— START OF RECORDED DATA —

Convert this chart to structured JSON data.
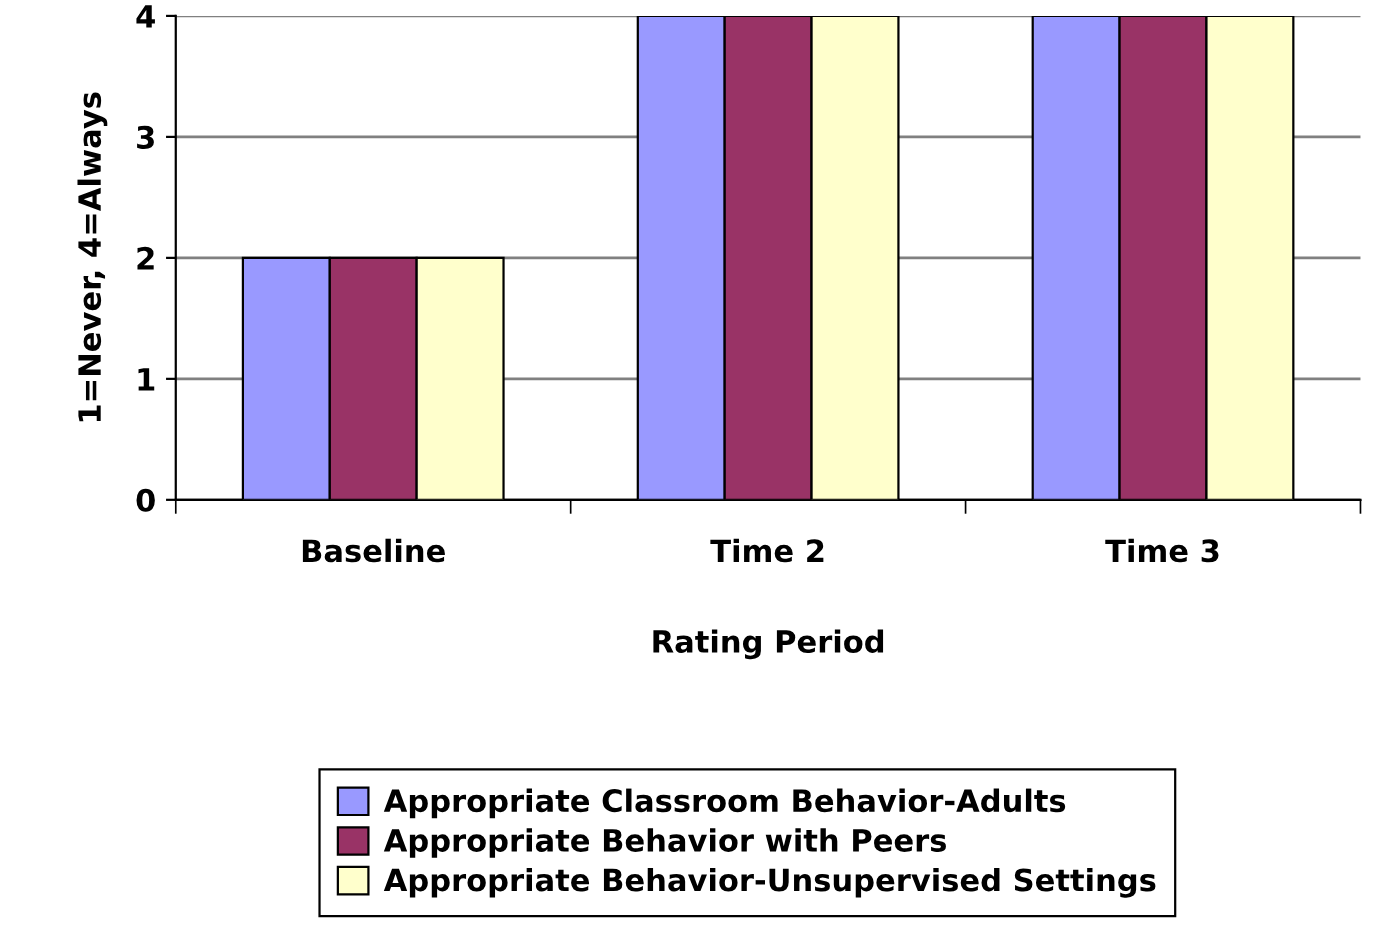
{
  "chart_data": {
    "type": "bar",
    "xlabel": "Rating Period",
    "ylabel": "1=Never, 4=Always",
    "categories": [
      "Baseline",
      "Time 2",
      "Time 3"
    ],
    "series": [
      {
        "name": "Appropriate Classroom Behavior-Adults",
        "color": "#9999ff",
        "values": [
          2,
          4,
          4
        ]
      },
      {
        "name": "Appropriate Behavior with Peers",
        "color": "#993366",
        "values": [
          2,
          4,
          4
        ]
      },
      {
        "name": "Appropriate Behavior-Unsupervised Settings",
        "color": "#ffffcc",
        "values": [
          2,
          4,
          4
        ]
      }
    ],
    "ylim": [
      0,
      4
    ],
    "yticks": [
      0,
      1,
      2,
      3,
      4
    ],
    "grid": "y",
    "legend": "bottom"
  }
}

— END OF RECORDED DATA —
— START OF RECORDED DATA —

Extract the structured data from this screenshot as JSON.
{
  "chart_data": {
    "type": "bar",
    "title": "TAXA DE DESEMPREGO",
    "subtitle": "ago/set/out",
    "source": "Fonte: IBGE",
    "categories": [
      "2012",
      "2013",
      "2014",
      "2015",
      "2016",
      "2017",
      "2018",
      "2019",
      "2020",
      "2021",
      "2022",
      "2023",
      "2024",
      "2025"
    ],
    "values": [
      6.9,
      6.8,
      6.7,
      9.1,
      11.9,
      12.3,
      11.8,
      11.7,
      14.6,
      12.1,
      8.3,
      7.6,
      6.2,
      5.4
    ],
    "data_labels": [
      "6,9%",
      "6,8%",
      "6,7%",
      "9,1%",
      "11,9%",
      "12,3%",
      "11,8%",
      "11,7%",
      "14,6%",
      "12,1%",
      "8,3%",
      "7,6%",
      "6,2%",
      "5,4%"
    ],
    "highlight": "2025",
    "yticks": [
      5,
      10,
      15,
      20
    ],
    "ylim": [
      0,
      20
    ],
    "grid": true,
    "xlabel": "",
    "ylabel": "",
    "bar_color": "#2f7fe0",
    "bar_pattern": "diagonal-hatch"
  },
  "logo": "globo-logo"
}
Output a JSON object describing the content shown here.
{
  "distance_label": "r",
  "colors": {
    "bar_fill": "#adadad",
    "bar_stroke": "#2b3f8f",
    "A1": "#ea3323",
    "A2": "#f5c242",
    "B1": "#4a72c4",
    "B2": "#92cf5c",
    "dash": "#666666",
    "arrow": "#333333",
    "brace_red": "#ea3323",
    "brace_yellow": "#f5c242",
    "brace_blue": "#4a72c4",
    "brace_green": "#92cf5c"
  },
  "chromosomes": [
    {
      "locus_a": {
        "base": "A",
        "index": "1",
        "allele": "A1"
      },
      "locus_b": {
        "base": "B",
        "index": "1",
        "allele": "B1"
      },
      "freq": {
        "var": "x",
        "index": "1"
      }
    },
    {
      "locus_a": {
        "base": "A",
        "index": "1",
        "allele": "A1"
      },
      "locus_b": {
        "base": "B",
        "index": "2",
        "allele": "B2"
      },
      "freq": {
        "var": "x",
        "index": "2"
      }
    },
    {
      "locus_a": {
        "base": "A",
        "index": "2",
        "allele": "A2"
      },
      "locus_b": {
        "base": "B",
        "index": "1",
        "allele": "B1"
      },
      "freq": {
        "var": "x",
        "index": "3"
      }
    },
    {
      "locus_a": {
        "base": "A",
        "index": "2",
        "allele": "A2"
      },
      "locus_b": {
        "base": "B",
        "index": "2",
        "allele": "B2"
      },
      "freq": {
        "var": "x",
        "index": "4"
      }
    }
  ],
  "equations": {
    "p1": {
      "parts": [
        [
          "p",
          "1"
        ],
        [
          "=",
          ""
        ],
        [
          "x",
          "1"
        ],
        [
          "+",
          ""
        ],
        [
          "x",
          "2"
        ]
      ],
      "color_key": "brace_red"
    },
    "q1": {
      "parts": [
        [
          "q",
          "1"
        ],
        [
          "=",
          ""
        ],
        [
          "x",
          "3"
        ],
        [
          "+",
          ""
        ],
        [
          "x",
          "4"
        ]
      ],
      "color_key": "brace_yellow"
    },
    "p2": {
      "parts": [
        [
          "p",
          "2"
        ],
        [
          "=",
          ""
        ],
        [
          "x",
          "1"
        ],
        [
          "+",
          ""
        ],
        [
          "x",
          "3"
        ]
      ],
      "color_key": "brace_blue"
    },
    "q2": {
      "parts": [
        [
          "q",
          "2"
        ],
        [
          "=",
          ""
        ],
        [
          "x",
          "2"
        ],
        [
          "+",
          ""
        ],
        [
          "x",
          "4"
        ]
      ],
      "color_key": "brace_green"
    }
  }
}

— END OF RECORDED DATA —

WHAT YOU WILL DO: Where a line contains the string "Appropriate", extract that line.

COMPLETE OUTPUT:
        "name": "Appropriate Classroom Behavior-Adults",
        "name": "Appropriate Behavior with Peers",
        "name": "Appropriate Behavior-Unsupervised Settings",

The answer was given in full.